*TASK ITEM A:*
Answer these questions from the passage on seed inventory and soil factors, one answer per line:
(i) Into how many main categories does the chart in FIG. 9 group soil factors?
(ii) What abbreviation does the passage give for organic matter?
(iii) Because of what is inventory control significant for seed products?
*TASK ITEM B:* Summarize the passage on seed inventory and soil factors in two sentences.
*TASK ITEM C:* Pick up the passage on seed inventory and soil factors after its final sentence and continue it.

*READING TEXT:*
::::::

The data analyzer or a software program may support inventory management of the seller by determining applicable product identifiers and estimating sales quantities of the product identifiers for a geographic region. A seed supplier may determine an inventory level of products for producers within the geographic region based on the supplier's market share and the estimated sales quantities and corresponding product identifiers for the geographic region. Inventory control is significant for seed products and other agricultural products because of obsolescence.

A seed supplier may regularly introduce new seeds as breeding or genetic advances are made in the seed. A seed may have a definite, discrete product life cycle. Seed has a limited shelf-life and a market that may diminish over time, as advances are made in disease resistance, drought tolerance, and other plant features. During the product life cycle, the sales volume of a new product increases over time until sales plateau. After sales plateau and the seed product is mature, sales may decrease over time. Accordingly, it is advantageous to switch over or offer a new seed or product based on a realistic inventory planning prior to a significant sales decrease in the obsolete seed or product offering.

FIG. 9 is a chart of soil factors and sub-factors for the SRPG that may be used to define soil data in accordance with any of the methods set forth herein. The chart groups soil factors into seven main categories including: surface structure and nutrients, water features, toxicity, soil reaction, climate, physical profile, and landscape. A series of sub-factors are associated with each factor as shown in FIG. 9.

In FIGS. 10 through 30B, inclusive, various abbreviations pertain to certain soil factors, soil sub-factors or other environmental factors. For explanatory purposes, the abbreviations and their meanings are summarized here. Organic matter is abbreviated OM; bulk density is abbreviated BD; clay content is abbreviated Clay; pH is abbreviated pH; calcium carbonate is abbreviated CACO3; physical root zone limitation or root depth is abbreviated RDepth; root zone available water capacity is abbreviated AWCRZ; available water capacity is abbreviated AWC; growing degree days is abbreviated GDD. PPT means precipitation (in inches) or in height. In an alternate embodiment, precipitation may be measured by depth, volume, duration, rate or some other unit of measurement. PCT “earthy” refers to the “percent earth”, which represents a volumetric ratio of soil (e.g., clay, organic matter, sand, particulate matter, and other matter) to the sum of rocks, stones, gravel, and cobble that exceed a certain minimum threshold size per unit volume of soil. The minimum threshold size may be measured with respect to mesh or screen of a certain dimension, for example.

::::::

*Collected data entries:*
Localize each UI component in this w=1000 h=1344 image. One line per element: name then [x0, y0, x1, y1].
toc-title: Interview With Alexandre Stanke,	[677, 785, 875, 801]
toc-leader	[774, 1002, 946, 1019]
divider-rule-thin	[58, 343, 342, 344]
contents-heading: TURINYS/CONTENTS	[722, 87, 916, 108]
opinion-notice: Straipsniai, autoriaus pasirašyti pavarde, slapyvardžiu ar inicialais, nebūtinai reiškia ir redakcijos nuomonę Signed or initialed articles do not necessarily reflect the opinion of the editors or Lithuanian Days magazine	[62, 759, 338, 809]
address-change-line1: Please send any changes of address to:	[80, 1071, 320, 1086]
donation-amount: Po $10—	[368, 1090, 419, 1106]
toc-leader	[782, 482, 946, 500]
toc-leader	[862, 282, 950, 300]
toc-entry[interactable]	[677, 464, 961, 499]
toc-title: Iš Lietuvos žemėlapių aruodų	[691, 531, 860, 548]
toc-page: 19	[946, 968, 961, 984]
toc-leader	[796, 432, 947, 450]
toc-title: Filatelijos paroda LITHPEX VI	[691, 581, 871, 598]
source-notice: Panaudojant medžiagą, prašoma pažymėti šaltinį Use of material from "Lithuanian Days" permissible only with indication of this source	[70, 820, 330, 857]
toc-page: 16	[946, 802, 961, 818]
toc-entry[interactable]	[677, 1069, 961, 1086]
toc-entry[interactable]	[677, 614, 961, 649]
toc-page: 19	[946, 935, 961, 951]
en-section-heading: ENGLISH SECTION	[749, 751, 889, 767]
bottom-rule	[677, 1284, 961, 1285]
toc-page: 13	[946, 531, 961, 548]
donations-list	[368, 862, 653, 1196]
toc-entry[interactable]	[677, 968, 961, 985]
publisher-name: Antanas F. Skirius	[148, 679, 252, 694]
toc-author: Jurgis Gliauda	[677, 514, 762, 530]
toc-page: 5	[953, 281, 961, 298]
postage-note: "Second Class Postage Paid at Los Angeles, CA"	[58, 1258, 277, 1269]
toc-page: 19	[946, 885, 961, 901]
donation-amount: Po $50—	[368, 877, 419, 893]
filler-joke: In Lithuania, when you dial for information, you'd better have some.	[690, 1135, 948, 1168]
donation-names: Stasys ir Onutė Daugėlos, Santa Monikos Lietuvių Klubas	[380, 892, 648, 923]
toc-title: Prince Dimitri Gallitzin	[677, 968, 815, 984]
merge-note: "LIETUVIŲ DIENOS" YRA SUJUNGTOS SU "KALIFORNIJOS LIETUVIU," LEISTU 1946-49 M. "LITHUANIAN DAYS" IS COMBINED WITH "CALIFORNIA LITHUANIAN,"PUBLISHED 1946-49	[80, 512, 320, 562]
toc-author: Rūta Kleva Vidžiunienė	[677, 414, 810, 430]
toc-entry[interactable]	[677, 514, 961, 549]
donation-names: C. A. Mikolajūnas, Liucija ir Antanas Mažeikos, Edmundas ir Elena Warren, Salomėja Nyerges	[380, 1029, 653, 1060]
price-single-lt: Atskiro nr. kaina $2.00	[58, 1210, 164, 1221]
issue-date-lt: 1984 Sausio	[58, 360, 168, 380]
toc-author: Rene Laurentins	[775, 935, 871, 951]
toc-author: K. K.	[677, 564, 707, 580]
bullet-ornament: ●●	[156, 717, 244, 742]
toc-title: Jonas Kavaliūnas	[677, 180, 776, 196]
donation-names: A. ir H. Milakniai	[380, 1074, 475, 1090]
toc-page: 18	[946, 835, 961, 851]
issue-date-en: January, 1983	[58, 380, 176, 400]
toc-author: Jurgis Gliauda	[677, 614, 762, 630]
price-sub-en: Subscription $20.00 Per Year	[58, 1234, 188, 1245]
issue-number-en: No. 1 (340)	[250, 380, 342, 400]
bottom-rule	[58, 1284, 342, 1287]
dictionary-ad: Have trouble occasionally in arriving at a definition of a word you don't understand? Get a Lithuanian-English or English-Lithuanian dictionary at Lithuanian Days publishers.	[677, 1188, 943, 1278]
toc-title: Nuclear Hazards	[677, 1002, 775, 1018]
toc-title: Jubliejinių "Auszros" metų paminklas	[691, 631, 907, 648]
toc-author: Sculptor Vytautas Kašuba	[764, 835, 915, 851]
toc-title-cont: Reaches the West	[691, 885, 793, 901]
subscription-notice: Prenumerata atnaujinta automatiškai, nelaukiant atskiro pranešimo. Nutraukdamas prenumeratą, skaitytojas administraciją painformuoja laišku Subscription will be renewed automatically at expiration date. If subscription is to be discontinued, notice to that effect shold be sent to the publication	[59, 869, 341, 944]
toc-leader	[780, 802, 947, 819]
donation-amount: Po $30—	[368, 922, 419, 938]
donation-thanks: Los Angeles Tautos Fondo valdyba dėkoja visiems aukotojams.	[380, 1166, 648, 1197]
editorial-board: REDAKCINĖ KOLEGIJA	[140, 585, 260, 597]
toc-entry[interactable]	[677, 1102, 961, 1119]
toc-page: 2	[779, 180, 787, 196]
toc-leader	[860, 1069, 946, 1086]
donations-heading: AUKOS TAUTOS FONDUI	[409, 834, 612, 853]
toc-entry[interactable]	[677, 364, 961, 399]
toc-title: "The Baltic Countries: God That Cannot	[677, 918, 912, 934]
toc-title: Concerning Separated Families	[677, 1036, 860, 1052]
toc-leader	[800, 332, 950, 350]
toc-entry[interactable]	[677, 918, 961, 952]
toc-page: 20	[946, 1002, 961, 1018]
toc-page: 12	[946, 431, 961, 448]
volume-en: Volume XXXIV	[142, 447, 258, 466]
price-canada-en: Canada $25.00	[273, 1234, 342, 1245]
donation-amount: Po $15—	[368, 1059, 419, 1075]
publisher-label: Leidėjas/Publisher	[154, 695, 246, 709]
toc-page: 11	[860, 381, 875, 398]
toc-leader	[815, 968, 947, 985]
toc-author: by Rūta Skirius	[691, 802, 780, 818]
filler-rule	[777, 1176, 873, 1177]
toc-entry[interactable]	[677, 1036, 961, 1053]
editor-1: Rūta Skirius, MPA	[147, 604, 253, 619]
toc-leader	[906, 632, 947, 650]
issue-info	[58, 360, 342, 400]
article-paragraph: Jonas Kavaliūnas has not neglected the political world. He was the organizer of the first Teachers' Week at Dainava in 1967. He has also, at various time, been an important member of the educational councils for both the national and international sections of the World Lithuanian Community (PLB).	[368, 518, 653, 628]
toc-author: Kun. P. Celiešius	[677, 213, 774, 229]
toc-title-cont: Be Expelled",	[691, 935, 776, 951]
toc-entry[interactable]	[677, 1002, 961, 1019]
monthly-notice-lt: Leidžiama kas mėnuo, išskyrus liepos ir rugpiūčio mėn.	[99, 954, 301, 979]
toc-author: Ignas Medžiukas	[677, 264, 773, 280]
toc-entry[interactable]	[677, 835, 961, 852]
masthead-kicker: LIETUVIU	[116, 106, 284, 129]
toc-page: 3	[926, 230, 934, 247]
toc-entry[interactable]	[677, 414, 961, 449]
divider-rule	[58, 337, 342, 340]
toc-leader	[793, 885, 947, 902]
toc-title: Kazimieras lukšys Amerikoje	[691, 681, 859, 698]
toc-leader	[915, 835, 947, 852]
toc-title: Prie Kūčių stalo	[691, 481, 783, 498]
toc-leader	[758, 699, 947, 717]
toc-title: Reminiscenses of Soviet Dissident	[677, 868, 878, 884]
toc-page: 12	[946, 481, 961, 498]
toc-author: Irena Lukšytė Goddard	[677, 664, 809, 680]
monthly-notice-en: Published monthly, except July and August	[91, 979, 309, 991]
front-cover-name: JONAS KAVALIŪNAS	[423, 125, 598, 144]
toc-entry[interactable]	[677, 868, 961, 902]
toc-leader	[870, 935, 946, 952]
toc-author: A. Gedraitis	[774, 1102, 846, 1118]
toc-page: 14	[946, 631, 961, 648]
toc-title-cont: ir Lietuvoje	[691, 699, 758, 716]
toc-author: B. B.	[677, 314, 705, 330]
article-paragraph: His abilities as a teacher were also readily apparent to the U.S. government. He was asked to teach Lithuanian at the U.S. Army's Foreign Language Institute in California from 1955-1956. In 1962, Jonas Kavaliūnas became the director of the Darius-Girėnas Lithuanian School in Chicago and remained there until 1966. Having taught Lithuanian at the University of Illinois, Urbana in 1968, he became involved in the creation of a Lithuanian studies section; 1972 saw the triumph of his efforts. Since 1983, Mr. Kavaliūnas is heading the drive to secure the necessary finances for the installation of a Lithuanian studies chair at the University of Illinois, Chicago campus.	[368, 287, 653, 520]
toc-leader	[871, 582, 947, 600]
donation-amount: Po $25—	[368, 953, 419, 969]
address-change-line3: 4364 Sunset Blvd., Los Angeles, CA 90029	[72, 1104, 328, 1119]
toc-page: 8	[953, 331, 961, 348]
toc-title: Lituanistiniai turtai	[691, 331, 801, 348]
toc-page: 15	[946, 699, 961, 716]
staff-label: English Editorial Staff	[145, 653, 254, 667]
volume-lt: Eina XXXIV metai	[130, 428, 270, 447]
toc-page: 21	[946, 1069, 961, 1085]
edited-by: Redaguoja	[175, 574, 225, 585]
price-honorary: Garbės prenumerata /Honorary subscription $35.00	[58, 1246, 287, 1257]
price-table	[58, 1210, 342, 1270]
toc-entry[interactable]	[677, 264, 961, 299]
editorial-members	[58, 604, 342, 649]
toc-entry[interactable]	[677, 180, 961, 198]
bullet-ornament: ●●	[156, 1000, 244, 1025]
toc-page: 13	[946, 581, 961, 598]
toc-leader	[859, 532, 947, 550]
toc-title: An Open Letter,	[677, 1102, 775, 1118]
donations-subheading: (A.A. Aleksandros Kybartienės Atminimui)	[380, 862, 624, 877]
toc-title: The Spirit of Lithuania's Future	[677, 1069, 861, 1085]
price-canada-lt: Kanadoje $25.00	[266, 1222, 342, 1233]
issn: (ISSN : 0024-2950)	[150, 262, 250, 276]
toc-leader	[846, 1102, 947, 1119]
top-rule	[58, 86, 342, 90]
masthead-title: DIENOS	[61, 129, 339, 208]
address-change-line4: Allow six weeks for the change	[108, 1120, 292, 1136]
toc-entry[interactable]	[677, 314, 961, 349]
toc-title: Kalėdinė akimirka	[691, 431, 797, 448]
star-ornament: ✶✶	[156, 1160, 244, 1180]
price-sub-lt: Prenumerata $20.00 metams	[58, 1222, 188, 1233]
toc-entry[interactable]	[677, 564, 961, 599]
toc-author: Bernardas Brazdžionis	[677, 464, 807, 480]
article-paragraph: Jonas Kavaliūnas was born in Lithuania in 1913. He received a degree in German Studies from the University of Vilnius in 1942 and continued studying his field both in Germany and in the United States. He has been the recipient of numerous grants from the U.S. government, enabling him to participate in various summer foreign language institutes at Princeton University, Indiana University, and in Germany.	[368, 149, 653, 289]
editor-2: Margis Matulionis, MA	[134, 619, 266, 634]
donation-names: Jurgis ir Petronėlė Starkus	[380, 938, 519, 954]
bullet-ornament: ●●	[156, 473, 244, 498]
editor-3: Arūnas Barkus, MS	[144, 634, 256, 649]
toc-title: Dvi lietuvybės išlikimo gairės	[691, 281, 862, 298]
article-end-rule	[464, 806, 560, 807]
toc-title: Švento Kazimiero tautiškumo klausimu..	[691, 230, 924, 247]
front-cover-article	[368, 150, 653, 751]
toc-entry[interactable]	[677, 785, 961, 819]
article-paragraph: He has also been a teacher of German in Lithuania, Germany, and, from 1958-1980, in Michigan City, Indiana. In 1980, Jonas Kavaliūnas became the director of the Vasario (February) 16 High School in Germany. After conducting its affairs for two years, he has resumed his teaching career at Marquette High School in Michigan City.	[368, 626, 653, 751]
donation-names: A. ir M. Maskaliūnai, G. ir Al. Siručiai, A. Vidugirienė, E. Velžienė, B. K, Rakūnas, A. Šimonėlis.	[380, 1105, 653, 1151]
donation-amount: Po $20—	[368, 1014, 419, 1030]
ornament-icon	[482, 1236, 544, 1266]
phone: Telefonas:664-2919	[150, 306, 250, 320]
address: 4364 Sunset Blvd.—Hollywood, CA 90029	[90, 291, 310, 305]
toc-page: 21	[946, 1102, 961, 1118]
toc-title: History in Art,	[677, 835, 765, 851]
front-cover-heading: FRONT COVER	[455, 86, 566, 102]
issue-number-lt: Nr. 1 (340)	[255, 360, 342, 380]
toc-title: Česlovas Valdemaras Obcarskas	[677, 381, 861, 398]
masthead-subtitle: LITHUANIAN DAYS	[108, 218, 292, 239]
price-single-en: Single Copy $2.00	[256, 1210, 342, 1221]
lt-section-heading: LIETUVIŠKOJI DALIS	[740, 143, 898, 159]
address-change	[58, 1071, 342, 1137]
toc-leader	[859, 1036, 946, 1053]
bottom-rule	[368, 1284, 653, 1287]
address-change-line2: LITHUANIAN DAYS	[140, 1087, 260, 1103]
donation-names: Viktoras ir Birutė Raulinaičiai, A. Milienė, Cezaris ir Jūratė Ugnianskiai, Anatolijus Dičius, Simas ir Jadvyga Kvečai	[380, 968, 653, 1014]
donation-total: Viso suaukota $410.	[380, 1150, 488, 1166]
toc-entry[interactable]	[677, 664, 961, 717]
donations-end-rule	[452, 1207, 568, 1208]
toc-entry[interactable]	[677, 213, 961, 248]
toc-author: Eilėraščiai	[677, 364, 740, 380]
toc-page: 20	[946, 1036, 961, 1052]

::::::

*RESPONSE A:*
(i) Seven
(ii) OM
(iii) Obsolescence

*RESPONSE B:* A seed supplier may base inventory levels on estimated regional sales and market share, which matters because seed becomes obsolete as new varieties with better traits replace older ones over a definite product life cycle. FIG. 9 groups soil factors into seven main categories with sub-factors, and the passage explains the abbreviations used in later figures for soil and environmental factors, such as OM, BD, AWC, GDD, PPT and PCT "earthy."

*RESPONSE C:*
With respect to the decision tree analysis illustrated for various geographic regions in FIG. 10 through FIG. 30B, each decision tree is composed of various nodes. Each node represents a key or critical environmental characteristic that was identified through a decision tree analysis of one or more of the following: environmental data, soil data, climate data, weather data, performance data, and location data. The key or critical environmental characteristic may be a determinant factor in the performance of a particular crop or a variety of a particular crop based on environmental and performance measurements associated with, or collected at, one or more test sites. The tests sites are affiliated with a corresponding geographic region such that the test sites are generally representative of the environmental data or soil data of the geographic region as a whole. An environmental characteristic is a determinant factor if it determines or impacts the performance of particular crop in a predominate, contributory way or in a more statistically significant way than other variables or environmental characteristics. Further, each critical environmental characteristic may be identified by an environmental data identifier, which may be associated with a corresponding critical value. The critical value represents a factor that contributes to the performance level of the particular crop in a defined geographic area within a geographic region. For example, a first geographic area, where the particular crop exceeds a critical value of an environmental data identifier for the particular crop may be associated with a distinct performance level that is distinguishable from that of a second geographic area where the particular crop is less than a critical value of an environmental data identifier. Here, both the first geographic area and the second geographic area represent subsets of the geographic region.

Each node may be representative of a different geographic scope of an entire geographic region. The highest parent node generally has a greater geographic scope than the child node. The highest parent node represents the entire geographic region. The lowest child nodes represent the geographic areas of generally uniform performance levels (e.g., generally uniform yields). Intermediate nodes may be present between the highest parent node and the lowest child node. The intermediate nodes may represent a geographic scope between the overall region and any defined geographic area having a generally uniform performance level.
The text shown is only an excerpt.